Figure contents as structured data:
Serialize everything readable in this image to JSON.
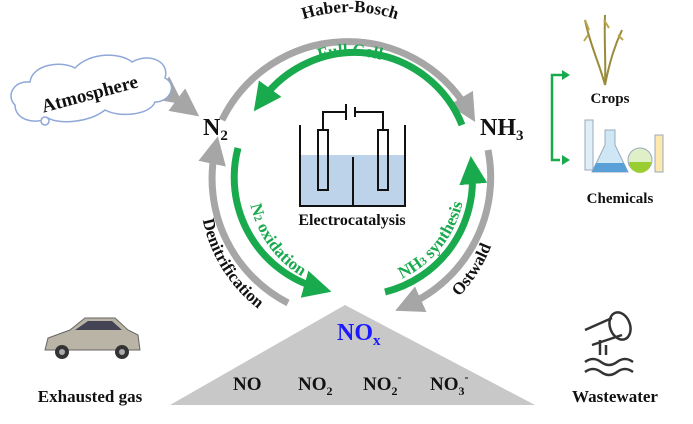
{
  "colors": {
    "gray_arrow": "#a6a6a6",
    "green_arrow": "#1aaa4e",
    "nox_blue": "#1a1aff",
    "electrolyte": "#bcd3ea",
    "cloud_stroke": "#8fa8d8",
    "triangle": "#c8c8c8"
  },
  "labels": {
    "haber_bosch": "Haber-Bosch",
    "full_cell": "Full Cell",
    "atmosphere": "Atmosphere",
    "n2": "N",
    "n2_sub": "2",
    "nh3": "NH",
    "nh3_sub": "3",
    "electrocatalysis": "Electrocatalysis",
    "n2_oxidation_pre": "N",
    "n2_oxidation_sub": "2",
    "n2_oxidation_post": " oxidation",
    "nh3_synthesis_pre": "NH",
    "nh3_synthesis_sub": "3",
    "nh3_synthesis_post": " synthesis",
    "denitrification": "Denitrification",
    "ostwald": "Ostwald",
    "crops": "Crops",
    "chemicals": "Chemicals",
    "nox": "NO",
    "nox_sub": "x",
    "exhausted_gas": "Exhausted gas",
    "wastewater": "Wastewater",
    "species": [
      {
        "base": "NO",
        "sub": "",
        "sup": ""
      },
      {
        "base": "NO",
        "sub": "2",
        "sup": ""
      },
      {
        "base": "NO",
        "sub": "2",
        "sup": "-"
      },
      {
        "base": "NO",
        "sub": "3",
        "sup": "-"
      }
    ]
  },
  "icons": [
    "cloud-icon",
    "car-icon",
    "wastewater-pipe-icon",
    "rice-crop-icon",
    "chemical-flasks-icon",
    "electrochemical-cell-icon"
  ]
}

__Work required__: Retype the whole listing exactly and leave the pictures out.

__In response__:
Serialize everything readable in this image to JSON.
{
  "colors": {
    "gray_arrow": "#a6a6a6",
    "green_arrow": "#1aaa4e",
    "nox_blue": "#1a1aff",
    "electrolyte": "#bcd3ea",
    "cloud_stroke": "#8fa8d8",
    "triangle": "#c8c8c8"
  },
  "labels": {
    "haber_bosch": "Haber-Bosch",
    "full_cell": "Full Cell",
    "atmosphere": "Atmosphere",
    "n2": "N",
    "n2_sub": "2",
    "nh3": "NH",
    "nh3_sub": "3",
    "electrocatalysis": "Electrocatalysis",
    "n2_oxidation_pre": "N",
    "n2_oxidation_sub": "2",
    "n2_oxidation_post": " oxidation",
    "nh3_synthesis_pre": "NH",
    "nh3_synthesis_sub": "3",
    "nh3_synthesis_post": " synthesis",
    "denitrification": "Denitrification",
    "ostwald": "Ostwald",
    "crops": "Crops",
    "chemicals": "Chemicals",
    "nox": "NO",
    "nox_sub": "x",
    "exhausted_gas": "Exhausted gas",
    "wastewater": "Wastewater",
    "species": [
      {
        "base": "NO",
        "sub": "",
        "sup": ""
      },
      {
        "base": "NO",
        "sub": "2",
        "sup": ""
      },
      {
        "base": "NO",
        "sub": "2",
        "sup": "-"
      },
      {
        "base": "NO",
        "sub": "3",
        "sup": "-"
      }
    ]
  },
  "icons": [
    "cloud-icon",
    "car-icon",
    "wastewater-pipe-icon",
    "rice-crop-icon",
    "chemical-flasks-icon",
    "electrochemical-cell-icon"
  ]
}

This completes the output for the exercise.